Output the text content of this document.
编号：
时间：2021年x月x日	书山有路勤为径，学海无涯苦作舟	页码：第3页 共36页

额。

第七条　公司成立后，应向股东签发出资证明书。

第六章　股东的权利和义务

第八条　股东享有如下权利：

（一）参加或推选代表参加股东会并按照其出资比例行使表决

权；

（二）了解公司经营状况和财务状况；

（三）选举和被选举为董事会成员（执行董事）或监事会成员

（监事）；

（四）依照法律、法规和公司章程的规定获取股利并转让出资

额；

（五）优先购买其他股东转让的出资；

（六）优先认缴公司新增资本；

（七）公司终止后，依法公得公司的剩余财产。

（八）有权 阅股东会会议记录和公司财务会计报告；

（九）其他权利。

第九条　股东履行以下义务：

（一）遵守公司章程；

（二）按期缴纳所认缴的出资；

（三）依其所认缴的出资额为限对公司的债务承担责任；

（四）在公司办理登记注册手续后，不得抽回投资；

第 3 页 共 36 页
----------
* [Task requirements] Return every line exactly.

* [Exercise output]
Output the text content of this document.
编号：
时间：2021年x月x日	书山有路勤为径，学海无涯苦作舟	页码：第3页 共36页

额。

第七条　公司成立后，应向股东签发出资证明书。

第六章　股东的权利和义务

第八条　股东享有如下权利：

（一）参加或推选代表参加股东会并按照其出资比例行使表决

权；

（二）了解公司经营状况和财务状况；

（三）选举和被选举为董事会成员（执行董事）或监事会成员

（监事）；

（四）依照法律、法规和公司章程的规定获取股利并转让出资

额；

（五）优先购买其他股东转让的出资；

（六）优先认缴公司新增资本；

（七）公司终止后，依法公得公司的剩余财产。

（八）有权 阅股东会会议记录和公司财务会计报告；

（九）其他权利。

第九条　股东履行以下义务：

（一）遵守公司章程；

（二）按期缴纳所认缴的出资；

（三）依其所认缴的出资额为限对公司的债务承担责任；

（四）在公司办理登记注册手续后，不得抽回投资；

第 3 页 共 36 页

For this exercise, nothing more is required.